# Records supplied start

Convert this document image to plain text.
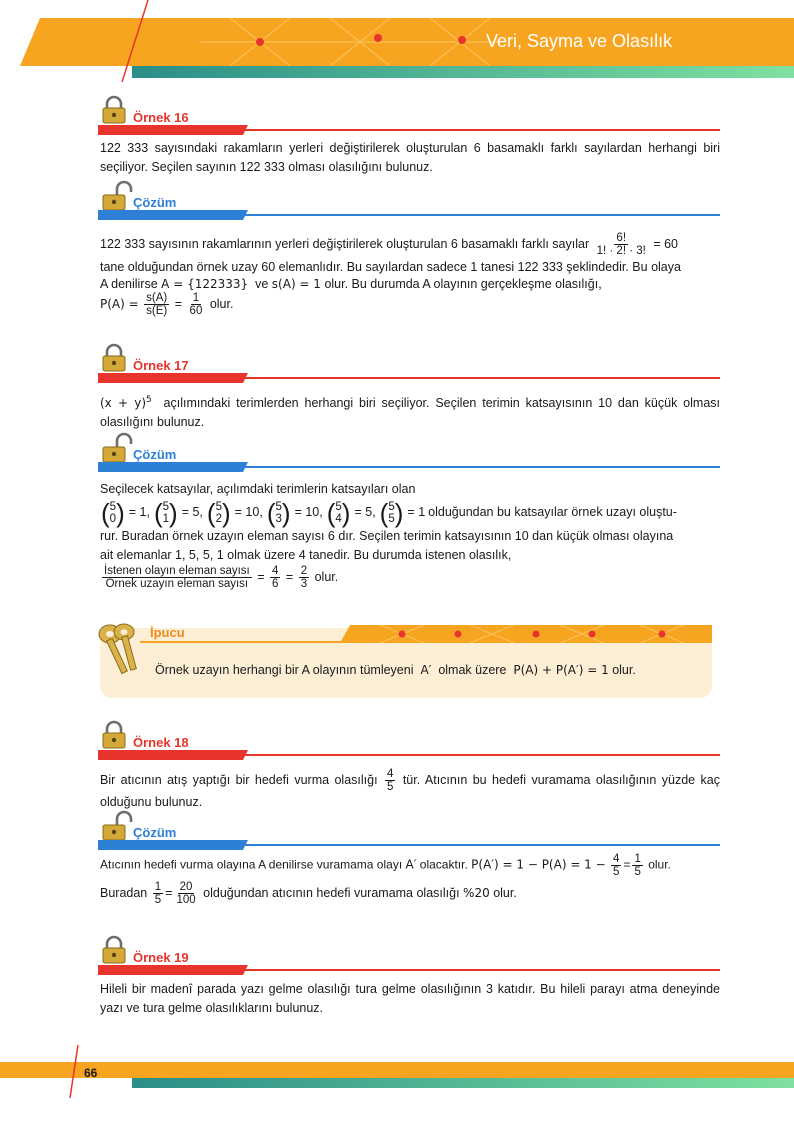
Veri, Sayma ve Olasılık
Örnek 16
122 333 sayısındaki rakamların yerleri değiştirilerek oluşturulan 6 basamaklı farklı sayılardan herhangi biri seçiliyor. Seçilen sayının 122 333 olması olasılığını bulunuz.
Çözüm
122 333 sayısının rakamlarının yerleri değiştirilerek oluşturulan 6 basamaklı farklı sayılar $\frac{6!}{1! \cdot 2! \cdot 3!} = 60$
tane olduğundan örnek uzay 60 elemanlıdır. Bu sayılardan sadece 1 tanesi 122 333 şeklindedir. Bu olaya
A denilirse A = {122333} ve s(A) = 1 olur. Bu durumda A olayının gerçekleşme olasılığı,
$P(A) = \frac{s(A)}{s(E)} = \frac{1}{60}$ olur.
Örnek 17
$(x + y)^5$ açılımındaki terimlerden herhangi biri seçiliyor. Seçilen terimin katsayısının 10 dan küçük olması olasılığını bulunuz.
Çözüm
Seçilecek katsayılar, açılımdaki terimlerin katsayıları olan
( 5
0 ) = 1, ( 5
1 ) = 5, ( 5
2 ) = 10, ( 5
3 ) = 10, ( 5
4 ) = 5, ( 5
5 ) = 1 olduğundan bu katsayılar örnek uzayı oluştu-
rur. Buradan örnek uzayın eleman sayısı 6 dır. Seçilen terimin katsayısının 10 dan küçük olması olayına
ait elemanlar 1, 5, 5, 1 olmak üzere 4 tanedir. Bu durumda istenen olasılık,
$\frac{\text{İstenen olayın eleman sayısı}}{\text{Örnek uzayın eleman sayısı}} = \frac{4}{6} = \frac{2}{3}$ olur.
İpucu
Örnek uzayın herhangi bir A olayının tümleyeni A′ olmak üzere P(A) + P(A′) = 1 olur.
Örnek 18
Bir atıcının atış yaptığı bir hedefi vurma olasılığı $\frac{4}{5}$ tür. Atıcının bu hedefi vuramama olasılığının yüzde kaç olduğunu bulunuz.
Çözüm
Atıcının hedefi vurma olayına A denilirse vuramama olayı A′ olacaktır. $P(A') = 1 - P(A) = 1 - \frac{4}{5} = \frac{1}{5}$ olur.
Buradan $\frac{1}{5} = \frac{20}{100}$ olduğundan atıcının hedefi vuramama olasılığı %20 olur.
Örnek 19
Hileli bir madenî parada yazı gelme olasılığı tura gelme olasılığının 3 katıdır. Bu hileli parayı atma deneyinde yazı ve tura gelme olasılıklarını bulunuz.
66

# Records supplied end

> [Exercise aim]: Repeat the listing in full and exactly. Do not include any images.

> [Result]:
Convert this document image to plain text.
Veri, Sayma ve Olasılık
Örnek 16
122 333 sayısındaki rakamların yerleri değiştirilerek oluşturulan 6 basamaklı farklı sayılardan herhangi biri seçiliyor. Seçilen sayının 122 333 olması olasılığını bulunuz.
Çözüm
122 333 sayısının rakamlarının yerleri değiştirilerek oluşturulan 6 basamaklı farklı sayılar $\frac{6!}{1! \cdot 2! \cdot 3!} = 60$
tane olduğundan örnek uzay 60 elemanlıdır. Bu sayılardan sadece 1 tanesi 122 333 şeklindedir. Bu olaya
A denilirse A = {122333} ve s(A) = 1 olur. Bu durumda A olayının gerçekleşme olasılığı,
$P(A) = \frac{s(A)}{s(E)} = \frac{1}{60}$ olur.
Örnek 17
$(x + y)^5$ açılımındaki terimlerden herhangi biri seçiliyor. Seçilen terimin katsayısının 10 dan küçük olması olasılığını bulunuz.
Çözüm
Seçilecek katsayılar, açılımdaki terimlerin katsayıları olan
( 5
0 ) = 1, ( 5
1 ) = 5, ( 5
2 ) = 10, ( 5
3 ) = 10, ( 5
4 ) = 5, ( 5
5 ) = 1 olduğundan bu katsayılar örnek uzayı oluştu-
rur. Buradan örnek uzayın eleman sayısı 6 dır. Seçilen terimin katsayısının 10 dan küçük olması olayına
ait elemanlar 1, 5, 5, 1 olmak üzere 4 tanedir. Bu durumda istenen olasılık,
$\frac{\text{İstenen olayın eleman sayısı}}{\text{Örnek uzayın eleman sayısı}} = \frac{4}{6} = \frac{2}{3}$ olur.
İpucu
Örnek uzayın herhangi bir A olayının tümleyeni A′ olmak üzere P(A) + P(A′) = 1 olur.
Örnek 18
Bir atıcının atış yaptığı bir hedefi vurma olasılığı $\frac{4}{5}$ tür. Atıcının bu hedefi vuramama olasılığının yüzde kaç olduğunu bulunuz.
Çözüm
Atıcının hedefi vurma olayına A denilirse vuramama olayı A′ olacaktır. $P(A') = 1 - P(A) = 1 - \frac{4}{5} = \frac{1}{5}$ olur.
Buradan $\frac{1}{5} = \frac{20}{100}$ olduğundan atıcının hedefi vuramama olasılığı %20 olur.
Örnek 19
Hileli bir madenî parada yazı gelme olasılığı tura gelme olasılığının 3 katıdır. Bu hileli parayı atma deneyinde yazı ve tura gelme olasılıklarını bulunuz.
66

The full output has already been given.